>>>
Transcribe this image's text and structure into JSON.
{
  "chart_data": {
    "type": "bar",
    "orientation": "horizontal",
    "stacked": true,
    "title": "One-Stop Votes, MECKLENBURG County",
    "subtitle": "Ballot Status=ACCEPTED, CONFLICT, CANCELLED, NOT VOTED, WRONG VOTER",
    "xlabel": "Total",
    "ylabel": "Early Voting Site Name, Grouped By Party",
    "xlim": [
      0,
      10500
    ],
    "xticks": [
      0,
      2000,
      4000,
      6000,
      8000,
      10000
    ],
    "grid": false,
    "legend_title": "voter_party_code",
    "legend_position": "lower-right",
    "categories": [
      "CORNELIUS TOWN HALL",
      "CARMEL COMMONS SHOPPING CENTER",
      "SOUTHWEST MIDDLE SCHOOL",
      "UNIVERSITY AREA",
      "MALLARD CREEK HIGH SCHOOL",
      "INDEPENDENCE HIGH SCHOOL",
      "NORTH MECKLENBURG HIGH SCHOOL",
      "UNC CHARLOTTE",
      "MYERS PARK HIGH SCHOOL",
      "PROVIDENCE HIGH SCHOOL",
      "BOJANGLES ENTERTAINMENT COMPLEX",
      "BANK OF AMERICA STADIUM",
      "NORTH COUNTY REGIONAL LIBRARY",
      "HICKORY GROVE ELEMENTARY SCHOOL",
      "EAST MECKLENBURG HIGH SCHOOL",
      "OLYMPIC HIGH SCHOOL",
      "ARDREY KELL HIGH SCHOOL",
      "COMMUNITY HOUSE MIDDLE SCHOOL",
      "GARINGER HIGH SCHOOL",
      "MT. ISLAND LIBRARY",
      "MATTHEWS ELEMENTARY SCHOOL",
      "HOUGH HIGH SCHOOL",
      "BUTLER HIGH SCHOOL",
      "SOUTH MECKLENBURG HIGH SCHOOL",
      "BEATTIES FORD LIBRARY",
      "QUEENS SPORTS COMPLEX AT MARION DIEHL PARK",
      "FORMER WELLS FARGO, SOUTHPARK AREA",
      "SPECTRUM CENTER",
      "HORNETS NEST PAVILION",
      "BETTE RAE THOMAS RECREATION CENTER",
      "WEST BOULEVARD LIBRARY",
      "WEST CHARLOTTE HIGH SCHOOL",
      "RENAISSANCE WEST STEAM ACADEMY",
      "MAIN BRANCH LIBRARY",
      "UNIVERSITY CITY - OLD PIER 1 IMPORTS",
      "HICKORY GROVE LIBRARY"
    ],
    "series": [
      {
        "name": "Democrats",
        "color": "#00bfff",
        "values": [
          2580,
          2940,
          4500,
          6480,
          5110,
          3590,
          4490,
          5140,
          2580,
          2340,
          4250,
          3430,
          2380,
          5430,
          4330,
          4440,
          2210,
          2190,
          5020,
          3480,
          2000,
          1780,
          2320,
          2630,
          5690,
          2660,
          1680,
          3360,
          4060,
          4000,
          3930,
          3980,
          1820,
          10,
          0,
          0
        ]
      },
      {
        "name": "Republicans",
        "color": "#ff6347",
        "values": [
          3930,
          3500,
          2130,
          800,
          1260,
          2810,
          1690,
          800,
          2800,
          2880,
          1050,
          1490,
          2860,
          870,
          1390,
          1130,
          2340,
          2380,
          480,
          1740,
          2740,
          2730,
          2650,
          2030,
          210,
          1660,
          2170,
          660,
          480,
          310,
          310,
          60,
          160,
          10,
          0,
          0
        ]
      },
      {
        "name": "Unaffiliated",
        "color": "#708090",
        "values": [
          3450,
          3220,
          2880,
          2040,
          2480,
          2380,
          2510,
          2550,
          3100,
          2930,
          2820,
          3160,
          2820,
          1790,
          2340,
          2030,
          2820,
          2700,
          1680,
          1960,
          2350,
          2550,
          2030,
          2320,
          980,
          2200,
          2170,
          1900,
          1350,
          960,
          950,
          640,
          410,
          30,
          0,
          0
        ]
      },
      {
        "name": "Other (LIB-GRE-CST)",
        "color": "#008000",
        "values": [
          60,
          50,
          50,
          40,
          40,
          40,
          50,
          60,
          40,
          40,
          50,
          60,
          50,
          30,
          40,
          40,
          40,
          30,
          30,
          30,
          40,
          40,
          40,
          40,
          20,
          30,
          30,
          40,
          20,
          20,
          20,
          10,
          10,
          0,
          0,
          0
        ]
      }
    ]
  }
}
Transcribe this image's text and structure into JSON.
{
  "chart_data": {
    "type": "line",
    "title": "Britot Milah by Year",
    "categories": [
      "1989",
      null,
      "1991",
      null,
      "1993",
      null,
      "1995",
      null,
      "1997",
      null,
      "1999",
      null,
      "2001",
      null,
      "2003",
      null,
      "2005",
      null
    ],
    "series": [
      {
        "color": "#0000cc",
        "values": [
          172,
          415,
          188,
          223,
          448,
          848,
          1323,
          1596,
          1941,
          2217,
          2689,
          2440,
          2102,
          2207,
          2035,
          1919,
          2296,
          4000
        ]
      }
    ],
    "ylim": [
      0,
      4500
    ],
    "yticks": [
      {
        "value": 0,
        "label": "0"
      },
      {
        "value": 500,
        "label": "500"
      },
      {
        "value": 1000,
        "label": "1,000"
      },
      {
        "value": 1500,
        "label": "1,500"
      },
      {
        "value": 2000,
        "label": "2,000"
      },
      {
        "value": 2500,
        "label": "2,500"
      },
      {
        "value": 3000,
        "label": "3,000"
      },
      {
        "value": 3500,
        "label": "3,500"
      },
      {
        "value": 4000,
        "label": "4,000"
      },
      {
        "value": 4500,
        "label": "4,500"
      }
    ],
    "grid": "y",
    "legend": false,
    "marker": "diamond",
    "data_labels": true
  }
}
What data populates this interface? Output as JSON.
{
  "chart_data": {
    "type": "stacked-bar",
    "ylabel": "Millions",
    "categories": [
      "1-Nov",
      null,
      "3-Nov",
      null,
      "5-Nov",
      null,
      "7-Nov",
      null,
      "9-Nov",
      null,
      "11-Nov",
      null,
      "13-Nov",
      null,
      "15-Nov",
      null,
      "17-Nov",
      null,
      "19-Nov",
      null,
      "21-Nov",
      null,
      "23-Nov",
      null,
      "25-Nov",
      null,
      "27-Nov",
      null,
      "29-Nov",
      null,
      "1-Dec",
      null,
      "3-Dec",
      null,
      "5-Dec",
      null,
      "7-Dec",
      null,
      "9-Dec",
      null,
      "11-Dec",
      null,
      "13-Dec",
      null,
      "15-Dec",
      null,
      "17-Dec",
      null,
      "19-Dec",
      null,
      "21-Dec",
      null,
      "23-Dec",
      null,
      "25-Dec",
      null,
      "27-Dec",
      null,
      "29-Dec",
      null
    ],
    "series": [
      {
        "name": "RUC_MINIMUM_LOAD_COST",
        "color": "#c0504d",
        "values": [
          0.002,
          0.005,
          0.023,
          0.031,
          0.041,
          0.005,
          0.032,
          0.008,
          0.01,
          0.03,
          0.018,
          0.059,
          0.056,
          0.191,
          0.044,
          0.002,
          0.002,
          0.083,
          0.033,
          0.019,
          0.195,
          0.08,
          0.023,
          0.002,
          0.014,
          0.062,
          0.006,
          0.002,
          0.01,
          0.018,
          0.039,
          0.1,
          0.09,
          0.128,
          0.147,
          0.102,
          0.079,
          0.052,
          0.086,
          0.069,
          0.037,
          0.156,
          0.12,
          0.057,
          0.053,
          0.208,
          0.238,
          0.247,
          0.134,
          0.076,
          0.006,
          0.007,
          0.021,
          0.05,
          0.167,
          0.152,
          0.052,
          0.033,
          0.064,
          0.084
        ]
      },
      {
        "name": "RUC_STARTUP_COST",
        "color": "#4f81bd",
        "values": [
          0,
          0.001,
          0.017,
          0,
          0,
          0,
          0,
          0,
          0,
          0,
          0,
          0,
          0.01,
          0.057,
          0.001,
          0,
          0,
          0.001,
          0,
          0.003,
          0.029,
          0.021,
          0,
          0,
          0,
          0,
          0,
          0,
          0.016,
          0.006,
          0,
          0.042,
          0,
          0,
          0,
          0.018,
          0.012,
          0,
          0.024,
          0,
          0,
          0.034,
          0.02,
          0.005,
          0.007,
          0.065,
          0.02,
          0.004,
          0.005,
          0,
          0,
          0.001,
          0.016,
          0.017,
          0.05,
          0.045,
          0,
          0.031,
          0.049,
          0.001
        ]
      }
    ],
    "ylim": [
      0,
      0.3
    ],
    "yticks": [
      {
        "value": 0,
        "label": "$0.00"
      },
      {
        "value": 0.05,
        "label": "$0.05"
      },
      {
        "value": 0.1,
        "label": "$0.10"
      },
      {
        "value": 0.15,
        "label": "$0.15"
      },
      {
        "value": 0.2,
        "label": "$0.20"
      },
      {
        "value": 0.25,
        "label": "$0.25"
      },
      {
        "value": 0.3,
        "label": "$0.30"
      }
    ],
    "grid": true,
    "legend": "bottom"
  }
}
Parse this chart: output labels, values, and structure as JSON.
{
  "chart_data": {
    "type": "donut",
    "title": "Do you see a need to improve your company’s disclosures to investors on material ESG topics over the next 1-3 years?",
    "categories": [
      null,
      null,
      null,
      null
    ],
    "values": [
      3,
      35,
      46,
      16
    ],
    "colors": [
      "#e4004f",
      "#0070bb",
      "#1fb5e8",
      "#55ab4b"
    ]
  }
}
<<<
### REQUEST
Set down nothing but the lines from the one with "Parse this chart: output" through the end of the records, keeping each line exactly as written and including both ends.

### FINISHED EXERCISE
Parse this chart: output labels, values, and structure as JSON.
{
  "chart_data": {
    "type": "donut",
    "title": "Do you see a need to improve your company’s disclosures to investors on material ESG topics over the next 1-3 years?",
    "categories": [
      null,
      null,
      null,
      null
    ],
    "values": [
      3,
      35,
      46,
      16
    ],
    "colors": [
      "#e4004f",
      "#0070bb",
      "#1fb5e8",
      "#55ab4b"
    ]
  }
}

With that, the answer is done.